* _Task directions_
Render every line of the data below as a Markdown table with the columns Row and Content. Number the rows in order and leave out blank lines.

* _Extracted data_
::::

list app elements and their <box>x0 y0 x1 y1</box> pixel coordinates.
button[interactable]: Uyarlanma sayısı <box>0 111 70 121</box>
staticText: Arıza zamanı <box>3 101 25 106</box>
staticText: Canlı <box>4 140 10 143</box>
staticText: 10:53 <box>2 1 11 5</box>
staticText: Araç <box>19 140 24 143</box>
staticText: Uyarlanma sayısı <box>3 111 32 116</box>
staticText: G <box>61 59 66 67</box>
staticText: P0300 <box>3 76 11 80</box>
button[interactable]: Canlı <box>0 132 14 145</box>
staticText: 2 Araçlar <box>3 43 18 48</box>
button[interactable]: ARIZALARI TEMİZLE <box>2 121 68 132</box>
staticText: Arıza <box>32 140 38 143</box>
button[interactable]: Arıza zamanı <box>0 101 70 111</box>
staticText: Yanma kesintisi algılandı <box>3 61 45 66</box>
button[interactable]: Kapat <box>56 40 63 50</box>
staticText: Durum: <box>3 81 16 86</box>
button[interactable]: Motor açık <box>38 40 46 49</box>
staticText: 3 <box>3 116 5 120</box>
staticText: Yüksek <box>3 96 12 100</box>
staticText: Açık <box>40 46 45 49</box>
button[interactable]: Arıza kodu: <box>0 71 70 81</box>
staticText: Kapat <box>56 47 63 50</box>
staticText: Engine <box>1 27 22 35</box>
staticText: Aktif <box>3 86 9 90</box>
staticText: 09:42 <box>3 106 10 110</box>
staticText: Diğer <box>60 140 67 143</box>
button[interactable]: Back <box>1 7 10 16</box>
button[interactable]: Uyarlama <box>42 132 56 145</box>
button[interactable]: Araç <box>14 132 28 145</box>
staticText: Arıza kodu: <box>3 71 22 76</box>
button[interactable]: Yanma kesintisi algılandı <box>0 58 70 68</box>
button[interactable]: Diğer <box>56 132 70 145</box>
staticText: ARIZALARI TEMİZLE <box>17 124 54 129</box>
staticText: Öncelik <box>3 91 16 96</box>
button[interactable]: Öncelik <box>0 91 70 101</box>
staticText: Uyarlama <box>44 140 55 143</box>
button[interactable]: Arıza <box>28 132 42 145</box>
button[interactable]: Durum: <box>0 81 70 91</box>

::::

* _Complete output_
| Row | Content |
|---|---|
| 1 | list app elements and their <box>x0 y0 x1 y1</box> pixel coordinates. |
| 2 | button[interactable]: Uyarlanma sayısı <box>0 111 70 121</box> |
| 3 | staticText: Arıza zamanı <box>3 101 25 106</box> |
| 4 | staticText: Canlı <box>4 140 10 143</box> |
| 5 | staticText: 10:53 <box>2 1 11 5</box> |
| 6 | staticText: Araç <box>19 140 24 143</box> |
| 7 | staticText: Uyarlanma sayısı <box>3 111 32 116</box> |
| 8 | staticText: G <box>61 59 66 67</box> |
| 9 | staticText: P0300 <box>3 76 11 80</box> |
| 10 | button[interactable]: Canlı <box>0 132 14 145</box> |
| 11 | staticText: 2 Araçlar <box>3 43 18 48</box> |
| 12 | button[interactable]: ARIZALARI TEMİZLE <box>2 121 68 132</box> |
| 13 | staticText: Arıza <box>32 140 38 143</box> |
| 14 | button[interactable]: Arıza zamanı <box>0 101 70 111</box> |
| 15 | staticText: Yanma kesintisi algılandı <box>3 61 45 66</box> |
| 16 | button[interactable]: Kapat <box>56 40 63 50</box> |
| 17 | staticText: Durum: <box>3 81 16 86</box> |
| 18 | button[interactable]: Motor açık <box>38 40 46 49</box> |
| 19 | staticText: 3 <box>3 116 5 120</box> |
| 20 | staticText: Yüksek <box>3 96 12 100</box> |
| 21 | staticText: Açık <box>40 46 45 49</box> |
| 22 | button[interactable]: Arıza kodu: <box>0 71 70 81</box> |
| 23 | staticText: Kapat <box>56 47 63 50</box> |
| 24 | staticText: Engine <box>1 27 22 35</box> |
| 25 | staticText: Aktif <box>3 86 9 90</box> |
| 26 | staticText: 09:42 <box>3 106 10 110</box> |
| 27 | staticText: Diğer <box>60 140 67 143</box> |
| 28 | button[interactable]: Back <box>1 7 10 16</box> |
| 29 | button[interactable]: Uyarlama <box>42 132 56 145</box> |
| 30 | button[interactable]: Araç <box>14 132 28 145</box> |
| 31 | staticText: Arıza kodu: <box>3 71 22 76</box> |
| 32 | button[interactable]: Yanma kesintisi algılandı <box>0 58 70 68</box> |
| 33 | button[interactable]: Diğer <box>56 132 70 145</box> |
| 34 | staticText: ARIZALARI TEMİZLE <box>17 124 54 129</box> |
| 35 | staticText: Öncelik <box>3 91 16 96</box> |
| 36 | button[interactable]: Öncelik <box>0 91 70 101</box> |
| 37 | staticText: Uyarlama <box>44 140 55 143</box> |
| 38 | button[interactable]: Arıza <box>28 132 42 145</box> |
| 39 | button[interactable]: Durum: <box>0 81 70 91</box> |